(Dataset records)
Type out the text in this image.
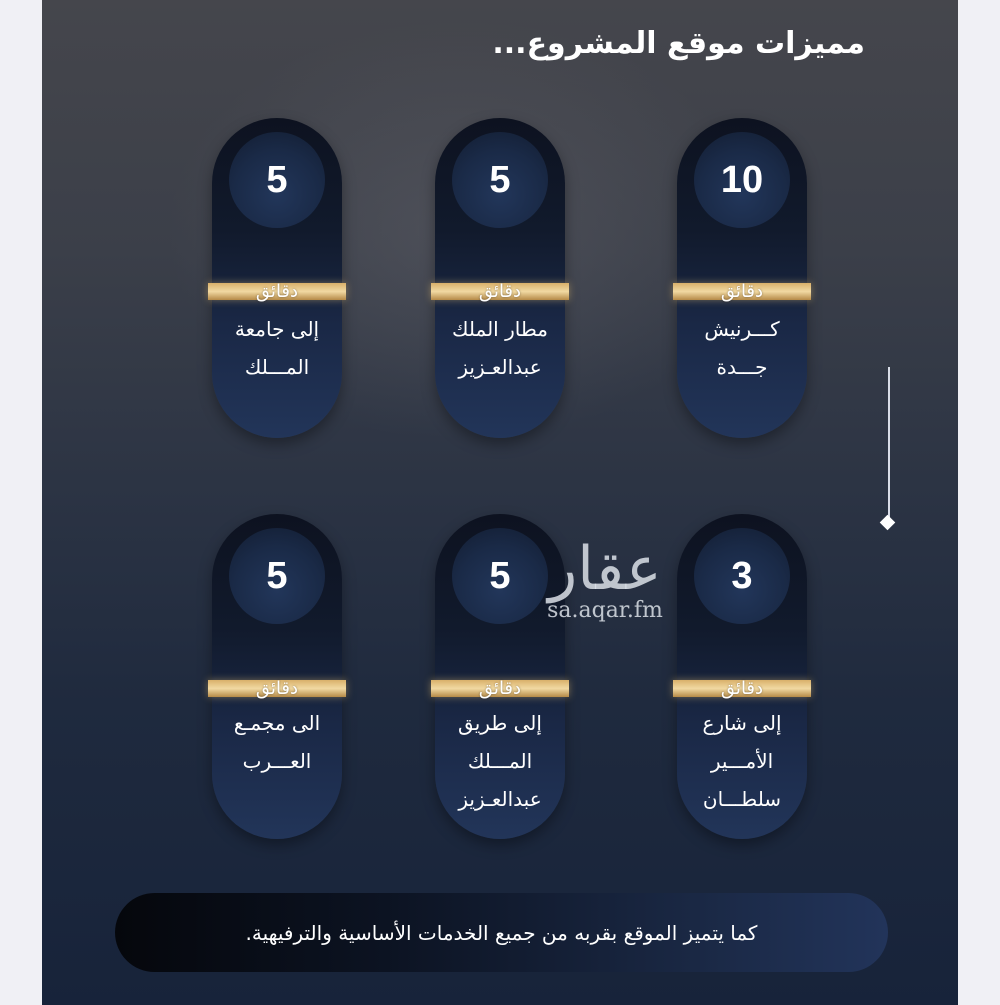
مميزات موقع المشروع...
10
دقائق
كـــرنيش
جـــدة
5
دقائق
مطار الملك
عبدالعـزيز
5
دقائق
إلى جامعة
المـــلك
3
دقائق
إلى شارع
الأمـــير
سلطـــان
5
دقائق
إلى طريق
المـــلك
عبدالعـزيز
5
دقائق
الى مجمـع
العـــرب
عقار
sa.aqar.fm
كما يتميز الموقع بقربه من جميع الخدمات الأساسية والترفيهية.
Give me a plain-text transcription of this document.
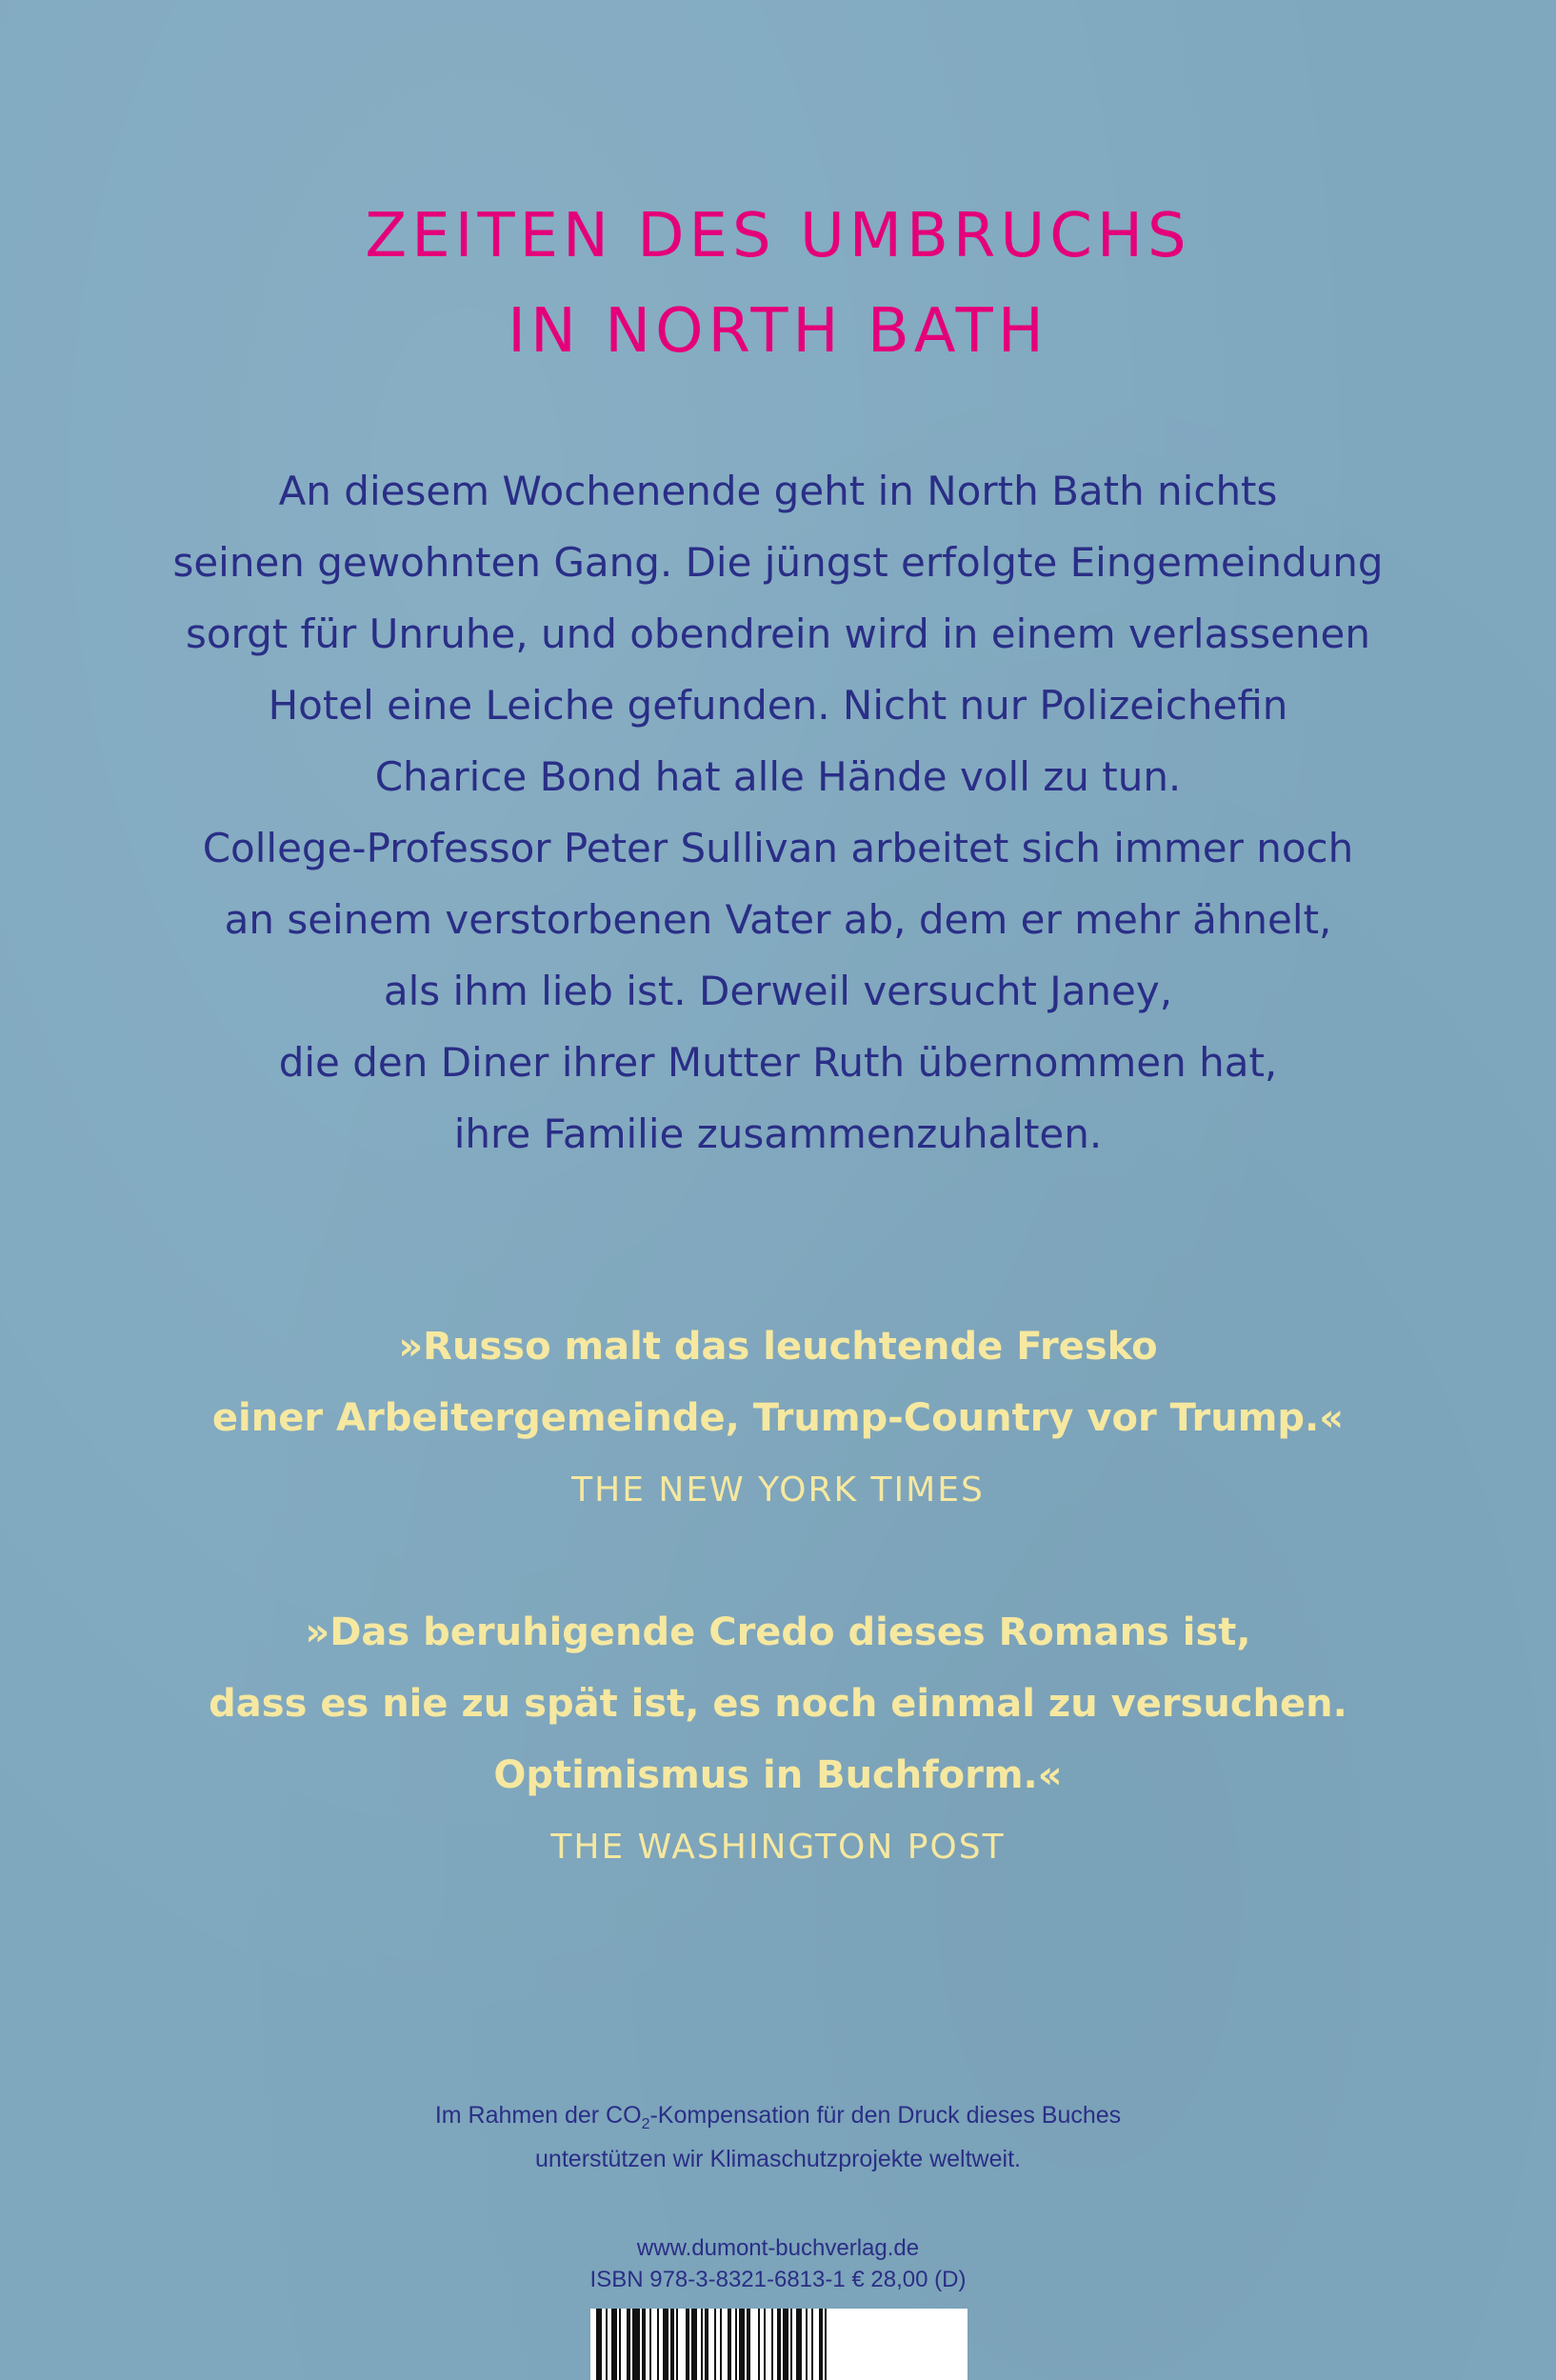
ZEITEN DES UMBRUCHS
IN NORTH BATH
An diesem Wochenende geht in North Bath nichts
seinen gewohnten Gang. Die jüngst erfolgte Eingemeindung
sorgt für Unruhe, und obendrein wird in einem verlassenen
Hotel eine Leiche gefunden. Nicht nur Polizeichefin
Charice Bond hat alle Hände voll zu tun.
College-Professor Peter Sullivan arbeitet sich immer noch
an seinem verstorbenen Vater ab, dem er mehr ähnelt,
als ihm lieb ist. Derweil versucht Janey,
die den Diner ihrer Mutter Ruth übernommen hat,
ihre Familie zusammenzuhalten.
»Russo malt das leuchtende Fresko
einer Arbeitergemeinde, Trump-Country vor Trump.«
THE NEW YORK TIMES
»Das beruhigende Credo dieses Romans ist,
dass es nie zu spät ist, es noch einmal zu versuchen.
Optimismus in Buchform.«
THE WASHINGTON POST
Im Rahmen der $CO_2$-Kompensation für den Druck dieses Buches
unterstützen wir Klimaschutzprojekte weltweit.
www.dumont-buchverlag.de
ISBN 978-3-8321-6813-1 € 28,00 (D)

*SET PROBLEM:* Return all the entries word for word, but omit any pictures they contain.

*COMPLETED EXERCISE:*
Type out the text in this image.
مميزات موقع المشروع...
10
دقائق
كـــرنيش
جـــدة
5
دقائق
مطار الملك
عبدالعـزيز
5
دقائق
إلى جامعة
المـــلك
3
دقائق
إلى شارع
الأمـــير
سلطـــان
5
دقائق
إلى طريق
المـــلك
عبدالعـزيز
5
دقائق
الى مجمـع
العـــرب
عقار
sa.aqar.fm
كما يتميز الموقع بقربه من جميع الخدمات الأساسية والترفيهية.
Give me a plain-text transcription of this document.
ZEITEN DES UMBRUCHS
IN NORTH BATH
An diesem Wochenende geht in North Bath nichts
seinen gewohnten Gang. Die jüngst erfolgte Eingemeindung
sorgt für Unruhe, und obendrein wird in einem verlassenen
Hotel eine Leiche gefunden. Nicht nur Polizeichefin
Charice Bond hat alle Hände voll zu tun.
College-Professor Peter Sullivan arbeitet sich immer noch
an seinem verstorbenen Vater ab, dem er mehr ähnelt,
als ihm lieb ist. Derweil versucht Janey,
die den Diner ihrer Mutter Ruth übernommen hat,
ihre Familie zusammenzuhalten.
»Russo malt das leuchtende Fresko
einer Arbeitergemeinde, Trump-Country vor Trump.«
THE NEW YORK TIMES
»Das beruhigende Credo dieses Romans ist,
dass es nie zu spät ist, es noch einmal zu versuchen.
Optimismus in Buchform.«
THE WASHINGTON POST
Im Rahmen der $CO_2$-Kompensation für den Druck dieses Buches
unterstützen wir Klimaschutzprojekte weltweit.
www.dumont-buchverlag.de
ISBN 978-3-8321-6813-1 € 28,00 (D)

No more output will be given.